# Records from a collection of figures
========================================
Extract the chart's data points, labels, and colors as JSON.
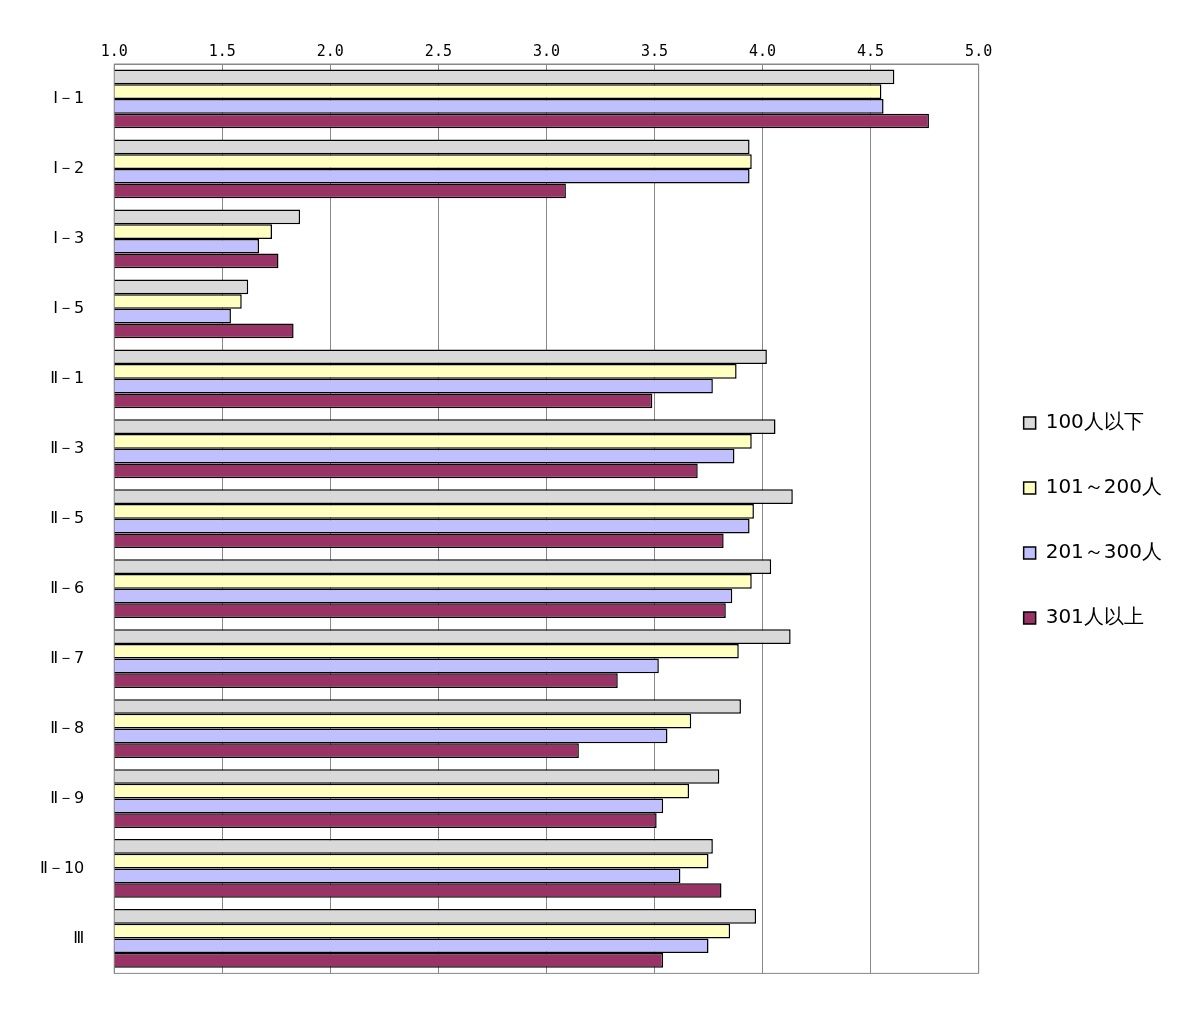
{
  "chart_data": {
    "type": "bar",
    "orientation": "horizontal",
    "categories": [
      "Ⅰ－1",
      "Ⅰ－2",
      "Ⅰ－3",
      "Ⅰ－5",
      "Ⅱ－1",
      "Ⅱ－3",
      "Ⅱ－5",
      "Ⅱ－6",
      "Ⅱ－7",
      "Ⅱ－8",
      "Ⅱ－9",
      "Ⅱ－10",
      "Ⅲ"
    ],
    "series": [
      {
        "name": "100人以下",
        "color": "#d9d9d9",
        "values": [
          4.61,
          3.94,
          1.86,
          1.62,
          4.02,
          4.06,
          4.14,
          4.04,
          4.13,
          3.9,
          3.8,
          3.77,
          3.97
        ]
      },
      {
        "name": "101～200人",
        "color": "#ffffc0",
        "values": [
          4.55,
          3.95,
          1.73,
          1.59,
          3.88,
          3.95,
          3.96,
          3.95,
          3.89,
          3.67,
          3.66,
          3.75,
          3.85
        ]
      },
      {
        "name": "201～300人",
        "color": "#c0c0ff",
        "values": [
          4.56,
          3.94,
          1.67,
          1.54,
          3.77,
          3.87,
          3.94,
          3.86,
          3.52,
          3.56,
          3.54,
          3.62,
          3.75
        ]
      },
      {
        "name": "301人以上",
        "color": "#993366",
        "values": [
          4.77,
          3.09,
          1.76,
          1.83,
          3.49,
          3.7,
          3.82,
          3.83,
          3.33,
          3.15,
          3.51,
          3.81,
          3.54
        ]
      }
    ],
    "xlim": [
      1,
      5
    ],
    "xticks": [
      {
        "value": 1,
        "label": "1.0"
      },
      {
        "value": 1.5,
        "label": "1.5"
      },
      {
        "value": 2,
        "label": "2.0"
      },
      {
        "value": 2.5,
        "label": "2.5"
      },
      {
        "value": 3,
        "label": "3.0"
      },
      {
        "value": 3.5,
        "label": "3.5"
      },
      {
        "value": 4,
        "label": "4.0"
      },
      {
        "value": 4.5,
        "label": "4.5"
      },
      {
        "value": 5,
        "label": "5.0"
      }
    ],
    "grid": "x",
    "legend": "right"
  }
}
========================================
# Problem statement
Pictures excluded, quote all the data above exactly.

# Answer to this exercise
Extract the chart's data points, labels, and colors as JSON.
{
  "chart_data": {
    "type": "bar",
    "orientation": "horizontal",
    "categories": [
      "Ⅰ－1",
      "Ⅰ－2",
      "Ⅰ－3",
      "Ⅰ－5",
      "Ⅱ－1",
      "Ⅱ－3",
      "Ⅱ－5",
      "Ⅱ－6",
      "Ⅱ－7",
      "Ⅱ－8",
      "Ⅱ－9",
      "Ⅱ－10",
      "Ⅲ"
    ],
    "series": [
      {
        "name": "100人以下",
        "color": "#d9d9d9",
        "values": [
          4.61,
          3.94,
          1.86,
          1.62,
          4.02,
          4.06,
          4.14,
          4.04,
          4.13,
          3.9,
          3.8,
          3.77,
          3.97
        ]
      },
      {
        "name": "101～200人",
        "color": "#ffffc0",
        "values": [
          4.55,
          3.95,
          1.73,
          1.59,
          3.88,
          3.95,
          3.96,
          3.95,
          3.89,
          3.67,
          3.66,
          3.75,
          3.85
        ]
      },
      {
        "name": "201～300人",
        "color": "#c0c0ff",
        "values": [
          4.56,
          3.94,
          1.67,
          1.54,
          3.77,
          3.87,
          3.94,
          3.86,
          3.52,
          3.56,
          3.54,
          3.62,
          3.75
        ]
      },
      {
        "name": "301人以上",
        "color": "#993366",
        "values": [
          4.77,
          3.09,
          1.76,
          1.83,
          3.49,
          3.7,
          3.82,
          3.83,
          3.33,
          3.15,
          3.51,
          3.81,
          3.54
        ]
      }
    ],
    "xlim": [
      1,
      5
    ],
    "xticks": [
      {
        "value": 1,
        "label": "1.0"
      },
      {
        "value": 1.5,
        "label": "1.5"
      },
      {
        "value": 2,
        "label": "2.0"
      },
      {
        "value": 2.5,
        "label": "2.5"
      },
      {
        "value": 3,
        "label": "3.0"
      },
      {
        "value": 3.5,
        "label": "3.5"
      },
      {
        "value": 4,
        "label": "4.0"
      },
      {
        "value": 4.5,
        "label": "4.5"
      },
      {
        "value": 5,
        "label": "5.0"
      }
    ],
    "grid": "x",
    "legend": "right"
  }
}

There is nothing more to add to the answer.